Task prompt:
Are you able to retype all the records below exactly?

-----

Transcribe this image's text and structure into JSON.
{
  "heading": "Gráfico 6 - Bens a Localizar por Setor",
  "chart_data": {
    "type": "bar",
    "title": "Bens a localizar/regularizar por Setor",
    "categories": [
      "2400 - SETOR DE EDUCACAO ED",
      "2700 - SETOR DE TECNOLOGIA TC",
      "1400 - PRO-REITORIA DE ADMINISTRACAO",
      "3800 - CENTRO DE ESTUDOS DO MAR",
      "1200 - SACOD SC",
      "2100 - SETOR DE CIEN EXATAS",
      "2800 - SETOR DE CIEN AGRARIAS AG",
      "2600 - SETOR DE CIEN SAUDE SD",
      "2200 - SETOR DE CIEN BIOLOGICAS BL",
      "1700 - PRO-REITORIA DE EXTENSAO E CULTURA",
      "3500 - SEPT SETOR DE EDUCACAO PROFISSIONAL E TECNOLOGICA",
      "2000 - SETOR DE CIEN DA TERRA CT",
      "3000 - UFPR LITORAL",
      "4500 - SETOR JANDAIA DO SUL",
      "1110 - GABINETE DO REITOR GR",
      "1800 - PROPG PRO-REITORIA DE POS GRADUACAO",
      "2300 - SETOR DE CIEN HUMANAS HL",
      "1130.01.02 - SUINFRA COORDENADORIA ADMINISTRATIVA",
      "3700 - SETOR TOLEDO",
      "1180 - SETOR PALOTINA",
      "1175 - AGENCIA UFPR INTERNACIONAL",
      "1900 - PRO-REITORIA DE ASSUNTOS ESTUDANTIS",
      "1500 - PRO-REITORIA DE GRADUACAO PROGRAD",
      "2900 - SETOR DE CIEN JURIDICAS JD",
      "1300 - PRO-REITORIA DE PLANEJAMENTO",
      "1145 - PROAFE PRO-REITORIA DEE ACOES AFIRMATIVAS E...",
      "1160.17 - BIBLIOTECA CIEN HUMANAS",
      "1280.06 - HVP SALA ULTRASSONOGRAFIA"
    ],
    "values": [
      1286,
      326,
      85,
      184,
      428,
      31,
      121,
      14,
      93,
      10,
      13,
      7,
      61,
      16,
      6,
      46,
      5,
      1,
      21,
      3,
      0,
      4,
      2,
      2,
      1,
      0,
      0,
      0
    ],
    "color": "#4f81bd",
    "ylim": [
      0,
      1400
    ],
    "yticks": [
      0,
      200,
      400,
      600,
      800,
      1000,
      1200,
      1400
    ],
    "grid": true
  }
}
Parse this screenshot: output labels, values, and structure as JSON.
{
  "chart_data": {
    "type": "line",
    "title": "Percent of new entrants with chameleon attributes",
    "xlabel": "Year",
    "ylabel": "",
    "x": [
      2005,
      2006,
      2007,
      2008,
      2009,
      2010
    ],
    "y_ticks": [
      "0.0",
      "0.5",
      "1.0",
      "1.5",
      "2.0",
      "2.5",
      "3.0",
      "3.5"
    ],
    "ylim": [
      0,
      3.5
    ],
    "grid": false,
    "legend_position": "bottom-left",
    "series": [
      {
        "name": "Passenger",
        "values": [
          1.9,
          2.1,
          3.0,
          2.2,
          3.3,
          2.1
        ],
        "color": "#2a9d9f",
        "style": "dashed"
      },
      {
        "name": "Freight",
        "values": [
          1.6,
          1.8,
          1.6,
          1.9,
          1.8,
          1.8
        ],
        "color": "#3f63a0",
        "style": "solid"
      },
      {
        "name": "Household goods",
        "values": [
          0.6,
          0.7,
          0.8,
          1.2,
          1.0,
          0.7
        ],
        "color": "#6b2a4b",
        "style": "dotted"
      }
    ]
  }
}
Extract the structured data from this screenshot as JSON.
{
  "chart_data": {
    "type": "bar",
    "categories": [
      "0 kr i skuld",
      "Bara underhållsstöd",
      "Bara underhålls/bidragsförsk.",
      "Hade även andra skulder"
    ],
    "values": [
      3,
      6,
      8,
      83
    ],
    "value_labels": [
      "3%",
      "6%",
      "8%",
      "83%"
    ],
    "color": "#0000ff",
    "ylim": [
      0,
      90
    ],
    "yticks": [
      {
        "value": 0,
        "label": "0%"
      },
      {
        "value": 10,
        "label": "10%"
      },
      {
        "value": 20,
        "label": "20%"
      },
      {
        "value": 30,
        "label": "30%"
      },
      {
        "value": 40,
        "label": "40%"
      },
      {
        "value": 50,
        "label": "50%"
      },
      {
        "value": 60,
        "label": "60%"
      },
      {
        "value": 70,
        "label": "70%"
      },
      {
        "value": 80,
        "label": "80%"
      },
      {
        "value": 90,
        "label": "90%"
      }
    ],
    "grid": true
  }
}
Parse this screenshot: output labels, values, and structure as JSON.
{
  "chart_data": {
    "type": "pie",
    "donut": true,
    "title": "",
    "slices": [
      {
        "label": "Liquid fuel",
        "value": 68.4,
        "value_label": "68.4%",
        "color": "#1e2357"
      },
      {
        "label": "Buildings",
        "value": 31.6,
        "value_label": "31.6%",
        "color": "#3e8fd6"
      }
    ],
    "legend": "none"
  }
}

-----

The output:
Transcribe this image's text and structure into JSON.
{
  "heading": "Gráfico 6 - Bens a Localizar por Setor",
  "chart_data": {
    "type": "bar",
    "title": "Bens a localizar/regularizar por Setor",
    "categories": [
      "2400 - SETOR DE EDUCACAO ED",
      "2700 - SETOR DE TECNOLOGIA TC",
      "1400 - PRO-REITORIA DE ADMINISTRACAO",
      "3800 - CENTRO DE ESTUDOS DO MAR",
      "1200 - SACOD SC",
      "2100 - SETOR DE CIEN EXATAS",
      "2800 - SETOR DE CIEN AGRARIAS AG",
      "2600 - SETOR DE CIEN SAUDE SD",
      "2200 - SETOR DE CIEN BIOLOGICAS BL",
      "1700 - PRO-REITORIA DE EXTENSAO E CULTURA",
      "3500 - SEPT SETOR DE EDUCACAO PROFISSIONAL E TECNOLOGICA",
      "2000 - SETOR DE CIEN DA TERRA CT",
      "3000 - UFPR LITORAL",
      "4500 - SETOR JANDAIA DO SUL",
      "1110 - GABINETE DO REITOR GR",
      "1800 - PROPG PRO-REITORIA DE POS GRADUACAO",
      "2300 - SETOR DE CIEN HUMANAS HL",
      "1130.01.02 - SUINFRA COORDENADORIA ADMINISTRATIVA",
      "3700 - SETOR TOLEDO",
      "1180 - SETOR PALOTINA",
      "1175 - AGENCIA UFPR INTERNACIONAL",
      "1900 - PRO-REITORIA DE ASSUNTOS ESTUDANTIS",
      "1500 - PRO-REITORIA DE GRADUACAO PROGRAD",
      "2900 - SETOR DE CIEN JURIDICAS JD",
      "1300 - PRO-REITORIA DE PLANEJAMENTO",
      "1145 - PROAFE PRO-REITORIA DEE ACOES AFIRMATIVAS E...",
      "1160.17 - BIBLIOTECA CIEN HUMANAS",
      "1280.06 - HVP SALA ULTRASSONOGRAFIA"
    ],
    "values": [
      1286,
      326,
      85,
      184,
      428,
      31,
      121,
      14,
      93,
      10,
      13,
      7,
      61,
      16,
      6,
      46,
      5,
      1,
      21,
      3,
      0,
      4,
      2,
      2,
      1,
      0,
      0,
      0
    ],
    "color": "#4f81bd",
    "ylim": [
      0,
      1400
    ],
    "yticks": [
      0,
      200,
      400,
      600,
      800,
      1000,
      1200,
      1400
    ],
    "grid": true
  }
}
Parse this screenshot: output labels, values, and structure as JSON.
{
  "chart_data": {
    "type": "line",
    "title": "Percent of new entrants with chameleon attributes",
    "xlabel": "Year",
    "ylabel": "",
    "x": [
      2005,
      2006,
      2007,
      2008,
      2009,
      2010
    ],
    "y_ticks": [
      "0.0",
      "0.5",
      "1.0",
      "1.5",
      "2.0",
      "2.5",
      "3.0",
      "3.5"
    ],
    "ylim": [
      0,
      3.5
    ],
    "grid": false,
    "legend_position": "bottom-left",
    "series": [
      {
        "name": "Passenger",
        "values": [
          1.9,
          2.1,
          3.0,
          2.2,
          3.3,
          2.1
        ],
        "color": "#2a9d9f",
        "style": "dashed"
      },
      {
        "name": "Freight",
        "values": [
          1.6,
          1.8,
          1.6,
          1.9,
          1.8,
          1.8
        ],
        "color": "#3f63a0",
        "style": "solid"
      },
      {
        "name": "Household goods",
        "values": [
          0.6,
          0.7,
          0.8,
          1.2,
          1.0,
          0.7
        ],
        "color": "#6b2a4b",
        "style": "dotted"
      }
    ]
  }
}
Extract the structured data from this screenshot as JSON.
{
  "chart_data": {
    "type": "bar",
    "categories": [
      "0 kr i skuld",
      "Bara underhållsstöd",
      "Bara underhålls/bidragsförsk.",
      "Hade även andra skulder"
    ],
    "values": [
      3,
      6,
      8,
      83
    ],
    "value_labels": [
      "3%",
      "6%",
      "8%",
      "83%"
    ],
    "color": "#0000ff",
    "ylim": [
      0,
      90
    ],
    "yticks": [
      {
        "value": 0,
        "label": "0%"
      },
      {
        "value": 10,
        "label": "10%"
      },
      {
        "value": 20,
        "label": "20%"
      },
      {
        "value": 30,
        "label": "30%"
      },
      {
        "value": 40,
        "label": "40%"
      },
      {
        "value": 50,
        "label": "50%"
      },
      {
        "value": 60,
        "label": "60%"
      },
      {
        "value": 70,
        "label": "70%"
      },
      {
        "value": 80,
        "label": "80%"
      },
      {
        "value": 90,
        "label": "90%"
      }
    ],
    "grid": true
  }
}
Parse this screenshot: output labels, values, and structure as JSON.
{
  "chart_data": {
    "type": "pie",
    "donut": true,
    "title": "",
    "slices": [
      {
        "label": "Liquid fuel",
        "value": 68.4,
        "value_label": "68.4%",
        "color": "#1e2357"
      },
      {
        "label": "Buildings",
        "value": 31.6,
        "value_label": "31.6%",
        "color": "#3e8fd6"
      }
    ],
    "legend": "none"
  }
}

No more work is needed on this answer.